## Exercise prompt
Look through the lines below and extract each one that contains "JSON".

## Given records
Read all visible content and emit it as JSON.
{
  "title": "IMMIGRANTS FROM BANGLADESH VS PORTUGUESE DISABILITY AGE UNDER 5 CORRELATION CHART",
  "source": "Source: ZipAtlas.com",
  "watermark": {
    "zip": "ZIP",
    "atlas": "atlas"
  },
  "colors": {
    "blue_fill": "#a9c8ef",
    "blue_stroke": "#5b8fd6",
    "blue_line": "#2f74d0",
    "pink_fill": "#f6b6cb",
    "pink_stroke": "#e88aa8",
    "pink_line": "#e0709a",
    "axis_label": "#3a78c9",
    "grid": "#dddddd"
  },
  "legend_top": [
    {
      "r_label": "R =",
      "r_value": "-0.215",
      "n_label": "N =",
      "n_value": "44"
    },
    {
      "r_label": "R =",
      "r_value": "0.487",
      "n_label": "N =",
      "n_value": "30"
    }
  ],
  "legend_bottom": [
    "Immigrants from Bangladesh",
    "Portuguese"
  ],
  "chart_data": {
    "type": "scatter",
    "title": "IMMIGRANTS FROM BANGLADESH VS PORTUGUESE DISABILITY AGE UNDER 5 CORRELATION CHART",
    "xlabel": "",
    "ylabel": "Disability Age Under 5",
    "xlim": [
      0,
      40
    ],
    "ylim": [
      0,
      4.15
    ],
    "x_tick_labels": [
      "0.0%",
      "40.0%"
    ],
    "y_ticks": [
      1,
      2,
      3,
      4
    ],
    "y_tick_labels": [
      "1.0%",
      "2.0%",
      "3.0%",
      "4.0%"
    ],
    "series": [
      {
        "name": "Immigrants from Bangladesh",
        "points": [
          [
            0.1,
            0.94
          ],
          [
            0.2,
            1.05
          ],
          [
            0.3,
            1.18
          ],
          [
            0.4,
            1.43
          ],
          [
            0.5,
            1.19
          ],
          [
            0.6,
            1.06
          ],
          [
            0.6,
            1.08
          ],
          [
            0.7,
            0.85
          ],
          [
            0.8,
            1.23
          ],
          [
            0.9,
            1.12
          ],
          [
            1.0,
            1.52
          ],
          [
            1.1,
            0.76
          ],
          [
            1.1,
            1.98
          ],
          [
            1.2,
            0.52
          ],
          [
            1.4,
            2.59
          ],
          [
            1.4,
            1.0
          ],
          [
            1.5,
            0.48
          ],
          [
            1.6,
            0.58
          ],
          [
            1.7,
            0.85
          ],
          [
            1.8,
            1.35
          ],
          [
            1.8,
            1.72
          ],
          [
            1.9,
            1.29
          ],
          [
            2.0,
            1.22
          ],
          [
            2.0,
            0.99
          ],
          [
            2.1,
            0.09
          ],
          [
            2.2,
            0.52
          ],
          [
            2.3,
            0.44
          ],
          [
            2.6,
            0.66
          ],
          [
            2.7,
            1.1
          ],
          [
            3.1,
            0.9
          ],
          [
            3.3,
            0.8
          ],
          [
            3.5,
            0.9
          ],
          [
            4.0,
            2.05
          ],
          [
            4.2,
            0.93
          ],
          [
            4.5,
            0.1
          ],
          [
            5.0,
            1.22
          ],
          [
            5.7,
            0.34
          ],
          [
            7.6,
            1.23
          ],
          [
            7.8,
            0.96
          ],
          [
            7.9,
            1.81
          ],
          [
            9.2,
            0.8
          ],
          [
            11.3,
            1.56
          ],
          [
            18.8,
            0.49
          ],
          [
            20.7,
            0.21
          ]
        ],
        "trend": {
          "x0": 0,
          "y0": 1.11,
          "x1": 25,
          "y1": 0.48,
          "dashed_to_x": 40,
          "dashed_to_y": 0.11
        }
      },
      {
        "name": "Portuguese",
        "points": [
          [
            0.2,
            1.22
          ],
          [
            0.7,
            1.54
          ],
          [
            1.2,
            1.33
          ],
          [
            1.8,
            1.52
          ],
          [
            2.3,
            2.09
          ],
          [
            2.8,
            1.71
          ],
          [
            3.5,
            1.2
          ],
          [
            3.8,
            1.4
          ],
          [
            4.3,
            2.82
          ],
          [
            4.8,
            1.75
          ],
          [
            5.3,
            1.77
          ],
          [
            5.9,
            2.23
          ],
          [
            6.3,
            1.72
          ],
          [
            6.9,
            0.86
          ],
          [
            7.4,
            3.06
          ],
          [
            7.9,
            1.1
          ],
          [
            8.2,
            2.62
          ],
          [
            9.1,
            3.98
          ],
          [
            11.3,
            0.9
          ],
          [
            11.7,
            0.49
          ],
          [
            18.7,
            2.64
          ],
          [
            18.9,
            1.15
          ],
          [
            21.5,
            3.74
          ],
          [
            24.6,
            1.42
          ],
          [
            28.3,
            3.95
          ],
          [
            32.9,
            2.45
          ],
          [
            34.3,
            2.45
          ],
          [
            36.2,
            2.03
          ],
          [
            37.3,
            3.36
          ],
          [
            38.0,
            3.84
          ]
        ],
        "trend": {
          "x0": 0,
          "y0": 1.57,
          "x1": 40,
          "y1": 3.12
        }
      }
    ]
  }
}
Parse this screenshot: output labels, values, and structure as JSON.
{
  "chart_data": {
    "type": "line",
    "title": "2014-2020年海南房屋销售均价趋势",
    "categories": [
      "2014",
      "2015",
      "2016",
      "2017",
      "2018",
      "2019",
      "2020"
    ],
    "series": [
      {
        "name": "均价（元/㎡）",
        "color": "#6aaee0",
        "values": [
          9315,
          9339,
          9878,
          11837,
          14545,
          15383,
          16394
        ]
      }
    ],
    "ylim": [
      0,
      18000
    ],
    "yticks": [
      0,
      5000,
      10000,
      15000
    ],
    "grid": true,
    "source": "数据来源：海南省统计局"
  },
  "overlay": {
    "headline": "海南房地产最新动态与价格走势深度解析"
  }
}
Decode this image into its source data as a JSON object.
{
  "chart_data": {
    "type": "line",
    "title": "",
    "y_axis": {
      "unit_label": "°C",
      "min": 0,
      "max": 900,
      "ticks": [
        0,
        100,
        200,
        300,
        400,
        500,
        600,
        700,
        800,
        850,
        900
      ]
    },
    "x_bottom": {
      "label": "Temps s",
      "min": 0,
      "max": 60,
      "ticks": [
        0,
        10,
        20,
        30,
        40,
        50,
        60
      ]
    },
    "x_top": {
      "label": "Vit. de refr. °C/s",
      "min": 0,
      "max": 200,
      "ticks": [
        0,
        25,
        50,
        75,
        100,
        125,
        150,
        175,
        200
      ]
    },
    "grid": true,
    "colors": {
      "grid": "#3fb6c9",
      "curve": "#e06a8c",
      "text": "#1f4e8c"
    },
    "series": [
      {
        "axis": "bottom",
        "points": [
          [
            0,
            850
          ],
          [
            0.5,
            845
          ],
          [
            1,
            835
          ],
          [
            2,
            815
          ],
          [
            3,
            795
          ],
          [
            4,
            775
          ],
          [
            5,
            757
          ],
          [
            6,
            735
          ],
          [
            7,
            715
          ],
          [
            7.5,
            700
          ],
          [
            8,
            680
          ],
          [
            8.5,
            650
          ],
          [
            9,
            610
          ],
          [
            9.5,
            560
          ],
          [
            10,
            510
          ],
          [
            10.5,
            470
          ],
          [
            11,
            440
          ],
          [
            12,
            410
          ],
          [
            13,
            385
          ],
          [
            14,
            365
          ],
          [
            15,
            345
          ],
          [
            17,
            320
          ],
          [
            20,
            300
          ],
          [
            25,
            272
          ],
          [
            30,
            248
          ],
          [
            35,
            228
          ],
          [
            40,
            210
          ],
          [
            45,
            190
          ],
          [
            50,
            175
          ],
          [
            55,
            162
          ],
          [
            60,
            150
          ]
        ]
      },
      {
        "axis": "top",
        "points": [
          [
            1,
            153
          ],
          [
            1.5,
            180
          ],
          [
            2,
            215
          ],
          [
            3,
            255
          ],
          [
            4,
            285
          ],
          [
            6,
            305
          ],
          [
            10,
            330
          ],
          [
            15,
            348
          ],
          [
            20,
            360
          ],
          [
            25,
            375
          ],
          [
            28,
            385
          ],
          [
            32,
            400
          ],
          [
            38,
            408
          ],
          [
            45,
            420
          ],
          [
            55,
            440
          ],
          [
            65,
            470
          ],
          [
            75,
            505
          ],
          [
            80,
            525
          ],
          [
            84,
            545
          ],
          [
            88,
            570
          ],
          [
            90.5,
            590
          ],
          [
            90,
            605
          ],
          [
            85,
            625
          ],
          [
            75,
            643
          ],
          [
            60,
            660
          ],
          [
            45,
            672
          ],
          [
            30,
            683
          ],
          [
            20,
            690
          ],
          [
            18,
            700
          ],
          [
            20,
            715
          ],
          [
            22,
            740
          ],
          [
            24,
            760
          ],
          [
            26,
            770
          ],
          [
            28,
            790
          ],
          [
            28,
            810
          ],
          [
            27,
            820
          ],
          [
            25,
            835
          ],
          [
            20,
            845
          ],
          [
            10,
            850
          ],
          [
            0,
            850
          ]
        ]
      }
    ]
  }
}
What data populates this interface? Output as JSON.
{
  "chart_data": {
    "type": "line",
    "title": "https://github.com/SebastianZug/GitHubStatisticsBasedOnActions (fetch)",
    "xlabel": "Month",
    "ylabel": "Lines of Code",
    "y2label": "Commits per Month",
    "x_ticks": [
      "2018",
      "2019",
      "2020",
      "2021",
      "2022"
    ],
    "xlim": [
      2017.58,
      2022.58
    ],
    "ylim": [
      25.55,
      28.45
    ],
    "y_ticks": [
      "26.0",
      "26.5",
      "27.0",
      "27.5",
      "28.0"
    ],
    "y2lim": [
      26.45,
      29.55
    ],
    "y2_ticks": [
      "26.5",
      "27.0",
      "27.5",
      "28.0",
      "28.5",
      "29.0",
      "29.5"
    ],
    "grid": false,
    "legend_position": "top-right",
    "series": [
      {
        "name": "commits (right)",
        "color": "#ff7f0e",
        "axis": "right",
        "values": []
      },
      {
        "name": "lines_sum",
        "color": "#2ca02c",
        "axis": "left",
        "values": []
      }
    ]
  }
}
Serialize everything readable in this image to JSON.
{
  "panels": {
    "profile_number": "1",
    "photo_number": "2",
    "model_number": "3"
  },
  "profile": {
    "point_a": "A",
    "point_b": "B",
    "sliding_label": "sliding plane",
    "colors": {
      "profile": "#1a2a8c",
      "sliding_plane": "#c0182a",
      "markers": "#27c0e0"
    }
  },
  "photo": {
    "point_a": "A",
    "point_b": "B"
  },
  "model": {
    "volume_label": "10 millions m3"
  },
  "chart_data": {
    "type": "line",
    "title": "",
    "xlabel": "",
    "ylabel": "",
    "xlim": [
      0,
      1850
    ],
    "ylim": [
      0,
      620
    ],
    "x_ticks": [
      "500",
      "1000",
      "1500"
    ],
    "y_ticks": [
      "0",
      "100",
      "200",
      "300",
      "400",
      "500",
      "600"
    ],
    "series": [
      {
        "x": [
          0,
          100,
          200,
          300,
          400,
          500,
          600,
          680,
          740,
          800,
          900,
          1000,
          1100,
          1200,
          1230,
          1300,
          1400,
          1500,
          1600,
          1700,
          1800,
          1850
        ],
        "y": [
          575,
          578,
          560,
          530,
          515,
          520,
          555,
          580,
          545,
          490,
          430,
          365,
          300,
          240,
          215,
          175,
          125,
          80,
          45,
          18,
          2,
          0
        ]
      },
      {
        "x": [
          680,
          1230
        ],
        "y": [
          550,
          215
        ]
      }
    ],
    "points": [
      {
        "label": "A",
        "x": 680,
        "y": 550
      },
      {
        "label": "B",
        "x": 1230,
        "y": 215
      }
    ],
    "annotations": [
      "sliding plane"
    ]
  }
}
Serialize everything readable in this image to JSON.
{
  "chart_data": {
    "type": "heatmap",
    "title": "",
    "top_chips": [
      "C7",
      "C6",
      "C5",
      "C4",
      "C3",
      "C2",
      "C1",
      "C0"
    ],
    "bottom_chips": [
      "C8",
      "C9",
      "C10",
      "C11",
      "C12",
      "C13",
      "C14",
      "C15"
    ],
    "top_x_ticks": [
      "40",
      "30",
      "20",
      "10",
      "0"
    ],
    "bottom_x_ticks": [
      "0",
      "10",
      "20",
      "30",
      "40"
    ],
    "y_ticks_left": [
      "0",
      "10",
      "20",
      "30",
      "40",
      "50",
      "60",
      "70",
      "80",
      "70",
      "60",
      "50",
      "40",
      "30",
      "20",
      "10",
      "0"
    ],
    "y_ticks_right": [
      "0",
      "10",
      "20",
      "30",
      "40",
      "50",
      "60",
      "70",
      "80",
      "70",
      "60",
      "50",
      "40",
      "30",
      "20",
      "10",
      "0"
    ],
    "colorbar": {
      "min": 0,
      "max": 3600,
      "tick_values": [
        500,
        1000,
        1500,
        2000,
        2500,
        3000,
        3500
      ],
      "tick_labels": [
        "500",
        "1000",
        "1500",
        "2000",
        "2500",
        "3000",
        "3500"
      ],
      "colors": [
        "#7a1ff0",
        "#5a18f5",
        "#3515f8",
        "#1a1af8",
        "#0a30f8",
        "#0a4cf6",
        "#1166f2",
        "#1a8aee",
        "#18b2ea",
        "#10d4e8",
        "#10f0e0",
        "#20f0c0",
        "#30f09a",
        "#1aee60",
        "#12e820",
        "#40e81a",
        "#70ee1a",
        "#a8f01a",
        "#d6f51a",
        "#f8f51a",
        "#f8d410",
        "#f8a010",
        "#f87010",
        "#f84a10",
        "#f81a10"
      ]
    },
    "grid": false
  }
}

## Complete answer
Read all visible content and emit it as JSON.
Parse this screenshot: output labels, values, and structure as JSON.
Decode this image into its source data as a JSON object.
What data populates this interface? Output as JSON.
Serialize everything readable in this image to JSON.
Serialize everything readable in this image to JSON.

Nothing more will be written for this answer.